Data supplied

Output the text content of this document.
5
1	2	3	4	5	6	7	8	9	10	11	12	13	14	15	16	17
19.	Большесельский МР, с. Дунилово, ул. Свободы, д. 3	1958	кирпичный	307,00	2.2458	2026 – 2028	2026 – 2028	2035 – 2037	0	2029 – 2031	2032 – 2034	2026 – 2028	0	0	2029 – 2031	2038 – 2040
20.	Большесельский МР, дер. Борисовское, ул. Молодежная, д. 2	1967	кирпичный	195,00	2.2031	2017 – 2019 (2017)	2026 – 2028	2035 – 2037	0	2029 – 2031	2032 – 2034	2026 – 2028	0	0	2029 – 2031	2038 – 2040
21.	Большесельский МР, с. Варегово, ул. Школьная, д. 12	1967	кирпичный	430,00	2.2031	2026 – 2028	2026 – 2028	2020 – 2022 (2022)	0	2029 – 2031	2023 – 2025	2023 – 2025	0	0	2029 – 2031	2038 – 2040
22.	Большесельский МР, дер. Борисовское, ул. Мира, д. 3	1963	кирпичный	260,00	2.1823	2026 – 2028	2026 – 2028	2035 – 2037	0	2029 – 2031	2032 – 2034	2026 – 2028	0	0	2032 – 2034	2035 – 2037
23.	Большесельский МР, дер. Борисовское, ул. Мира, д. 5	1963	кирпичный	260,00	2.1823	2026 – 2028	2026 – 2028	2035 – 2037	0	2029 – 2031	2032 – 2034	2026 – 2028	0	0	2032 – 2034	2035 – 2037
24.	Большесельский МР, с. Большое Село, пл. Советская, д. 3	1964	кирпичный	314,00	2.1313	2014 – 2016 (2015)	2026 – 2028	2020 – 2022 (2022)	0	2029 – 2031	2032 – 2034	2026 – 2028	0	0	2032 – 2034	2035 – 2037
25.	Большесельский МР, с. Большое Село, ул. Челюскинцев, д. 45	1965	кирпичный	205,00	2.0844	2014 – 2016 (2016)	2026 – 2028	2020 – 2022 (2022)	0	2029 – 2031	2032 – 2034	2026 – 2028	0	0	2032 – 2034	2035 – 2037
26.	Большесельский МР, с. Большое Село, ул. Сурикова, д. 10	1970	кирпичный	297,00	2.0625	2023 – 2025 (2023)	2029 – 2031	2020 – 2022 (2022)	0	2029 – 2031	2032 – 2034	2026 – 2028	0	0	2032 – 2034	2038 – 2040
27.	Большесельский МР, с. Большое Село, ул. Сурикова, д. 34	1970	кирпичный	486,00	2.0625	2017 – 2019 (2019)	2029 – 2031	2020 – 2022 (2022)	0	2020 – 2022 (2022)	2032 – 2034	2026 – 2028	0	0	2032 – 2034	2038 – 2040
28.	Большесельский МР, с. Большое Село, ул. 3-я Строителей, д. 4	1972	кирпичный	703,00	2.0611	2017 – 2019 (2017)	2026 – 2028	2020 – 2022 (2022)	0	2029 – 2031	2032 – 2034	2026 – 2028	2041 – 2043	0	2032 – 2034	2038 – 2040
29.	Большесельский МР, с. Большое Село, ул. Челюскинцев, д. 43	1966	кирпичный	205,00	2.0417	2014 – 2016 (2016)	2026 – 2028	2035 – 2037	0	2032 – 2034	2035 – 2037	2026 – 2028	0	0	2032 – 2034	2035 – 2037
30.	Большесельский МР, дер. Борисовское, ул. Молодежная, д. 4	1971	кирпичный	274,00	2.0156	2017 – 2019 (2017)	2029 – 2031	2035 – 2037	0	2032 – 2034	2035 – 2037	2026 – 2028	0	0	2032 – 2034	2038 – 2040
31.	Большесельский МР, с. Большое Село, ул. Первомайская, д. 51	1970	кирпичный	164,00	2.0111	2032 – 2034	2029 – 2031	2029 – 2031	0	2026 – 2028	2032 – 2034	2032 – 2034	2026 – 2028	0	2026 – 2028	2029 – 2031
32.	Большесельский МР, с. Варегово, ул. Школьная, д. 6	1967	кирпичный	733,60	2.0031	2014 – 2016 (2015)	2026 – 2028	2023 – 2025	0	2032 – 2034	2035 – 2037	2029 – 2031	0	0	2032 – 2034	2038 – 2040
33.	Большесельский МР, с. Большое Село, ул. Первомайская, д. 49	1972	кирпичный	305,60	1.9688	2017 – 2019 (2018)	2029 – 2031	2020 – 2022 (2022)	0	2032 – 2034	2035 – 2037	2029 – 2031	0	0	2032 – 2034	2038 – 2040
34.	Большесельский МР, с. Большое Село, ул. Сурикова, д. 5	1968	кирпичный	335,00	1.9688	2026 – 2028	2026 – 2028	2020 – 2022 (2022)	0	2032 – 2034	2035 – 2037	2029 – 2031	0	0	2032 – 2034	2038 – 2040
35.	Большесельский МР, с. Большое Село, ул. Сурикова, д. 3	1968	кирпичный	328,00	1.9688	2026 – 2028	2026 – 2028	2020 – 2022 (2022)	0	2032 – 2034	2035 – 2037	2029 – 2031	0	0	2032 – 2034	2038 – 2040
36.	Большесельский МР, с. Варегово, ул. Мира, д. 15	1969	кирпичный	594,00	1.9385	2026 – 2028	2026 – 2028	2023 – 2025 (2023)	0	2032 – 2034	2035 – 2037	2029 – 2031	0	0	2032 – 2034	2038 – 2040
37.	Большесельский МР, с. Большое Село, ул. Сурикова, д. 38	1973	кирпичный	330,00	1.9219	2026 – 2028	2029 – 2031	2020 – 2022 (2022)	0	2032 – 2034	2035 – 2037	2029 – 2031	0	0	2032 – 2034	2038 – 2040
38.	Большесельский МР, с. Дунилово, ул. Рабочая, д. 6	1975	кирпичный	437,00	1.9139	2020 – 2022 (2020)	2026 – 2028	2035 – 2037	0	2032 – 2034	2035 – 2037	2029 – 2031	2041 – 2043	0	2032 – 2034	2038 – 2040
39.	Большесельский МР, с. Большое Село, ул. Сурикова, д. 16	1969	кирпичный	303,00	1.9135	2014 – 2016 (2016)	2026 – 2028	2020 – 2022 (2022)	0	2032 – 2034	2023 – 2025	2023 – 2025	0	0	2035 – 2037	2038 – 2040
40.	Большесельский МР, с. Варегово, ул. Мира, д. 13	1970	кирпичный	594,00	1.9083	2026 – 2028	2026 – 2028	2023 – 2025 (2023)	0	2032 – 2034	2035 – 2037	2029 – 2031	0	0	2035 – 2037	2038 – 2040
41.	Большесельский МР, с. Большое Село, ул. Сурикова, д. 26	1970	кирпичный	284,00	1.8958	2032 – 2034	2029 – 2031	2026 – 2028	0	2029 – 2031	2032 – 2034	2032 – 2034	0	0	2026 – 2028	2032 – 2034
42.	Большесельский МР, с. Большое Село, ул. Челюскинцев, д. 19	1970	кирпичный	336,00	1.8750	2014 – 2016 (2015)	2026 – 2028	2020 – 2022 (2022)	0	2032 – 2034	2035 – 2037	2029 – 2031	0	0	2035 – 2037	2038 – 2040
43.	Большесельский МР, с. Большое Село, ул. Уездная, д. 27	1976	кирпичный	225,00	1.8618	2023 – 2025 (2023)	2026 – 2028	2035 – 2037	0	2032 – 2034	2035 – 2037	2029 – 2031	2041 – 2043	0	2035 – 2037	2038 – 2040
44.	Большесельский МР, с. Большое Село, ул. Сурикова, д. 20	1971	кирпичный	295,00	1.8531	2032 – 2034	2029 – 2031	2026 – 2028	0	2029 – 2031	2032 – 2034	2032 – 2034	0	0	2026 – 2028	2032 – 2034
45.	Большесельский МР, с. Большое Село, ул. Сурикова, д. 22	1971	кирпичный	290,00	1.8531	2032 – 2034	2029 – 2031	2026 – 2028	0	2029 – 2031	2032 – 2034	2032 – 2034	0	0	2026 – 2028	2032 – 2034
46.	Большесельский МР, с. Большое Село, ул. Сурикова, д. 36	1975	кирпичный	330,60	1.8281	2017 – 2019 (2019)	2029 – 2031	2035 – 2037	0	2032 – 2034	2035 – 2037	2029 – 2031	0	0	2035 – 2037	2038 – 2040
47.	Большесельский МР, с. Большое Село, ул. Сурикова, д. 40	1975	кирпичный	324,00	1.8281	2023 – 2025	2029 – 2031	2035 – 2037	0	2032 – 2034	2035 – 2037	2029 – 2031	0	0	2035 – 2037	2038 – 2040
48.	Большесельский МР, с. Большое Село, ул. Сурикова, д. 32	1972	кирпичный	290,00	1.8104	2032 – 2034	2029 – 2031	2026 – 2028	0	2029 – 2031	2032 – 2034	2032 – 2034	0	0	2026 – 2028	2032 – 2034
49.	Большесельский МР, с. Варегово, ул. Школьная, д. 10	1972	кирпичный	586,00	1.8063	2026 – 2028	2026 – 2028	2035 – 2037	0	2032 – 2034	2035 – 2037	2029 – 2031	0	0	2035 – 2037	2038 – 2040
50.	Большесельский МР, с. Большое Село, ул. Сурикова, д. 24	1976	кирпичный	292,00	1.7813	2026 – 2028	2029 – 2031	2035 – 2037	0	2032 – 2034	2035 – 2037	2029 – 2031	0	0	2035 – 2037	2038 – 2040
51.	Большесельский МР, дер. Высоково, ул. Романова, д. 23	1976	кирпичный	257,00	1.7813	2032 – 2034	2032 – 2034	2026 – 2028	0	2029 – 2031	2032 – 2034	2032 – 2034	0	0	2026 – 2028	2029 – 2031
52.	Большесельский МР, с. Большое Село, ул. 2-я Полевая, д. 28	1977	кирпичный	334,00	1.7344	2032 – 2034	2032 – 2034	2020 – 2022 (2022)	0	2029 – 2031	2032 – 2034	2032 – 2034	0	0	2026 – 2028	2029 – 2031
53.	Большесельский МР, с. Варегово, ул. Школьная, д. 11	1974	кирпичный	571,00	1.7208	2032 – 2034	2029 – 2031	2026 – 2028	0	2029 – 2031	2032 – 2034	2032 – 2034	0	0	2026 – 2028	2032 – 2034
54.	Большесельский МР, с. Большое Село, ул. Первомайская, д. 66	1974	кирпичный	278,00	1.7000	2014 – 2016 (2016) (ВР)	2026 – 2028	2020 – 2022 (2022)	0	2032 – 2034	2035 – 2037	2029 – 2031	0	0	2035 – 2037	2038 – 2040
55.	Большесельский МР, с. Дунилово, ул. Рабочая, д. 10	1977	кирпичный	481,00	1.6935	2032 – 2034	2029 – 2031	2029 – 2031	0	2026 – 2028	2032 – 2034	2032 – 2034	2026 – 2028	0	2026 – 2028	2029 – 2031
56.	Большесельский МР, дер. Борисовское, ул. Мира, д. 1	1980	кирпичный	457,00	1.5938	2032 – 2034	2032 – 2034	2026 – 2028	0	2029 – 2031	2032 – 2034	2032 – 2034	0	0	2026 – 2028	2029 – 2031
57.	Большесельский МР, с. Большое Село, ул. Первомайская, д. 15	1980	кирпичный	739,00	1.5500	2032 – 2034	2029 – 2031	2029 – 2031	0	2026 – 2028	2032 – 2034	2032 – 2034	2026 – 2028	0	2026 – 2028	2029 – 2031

Requirement
Count the lines that hold the string "Дунилово" and state that number alone.

Task output
3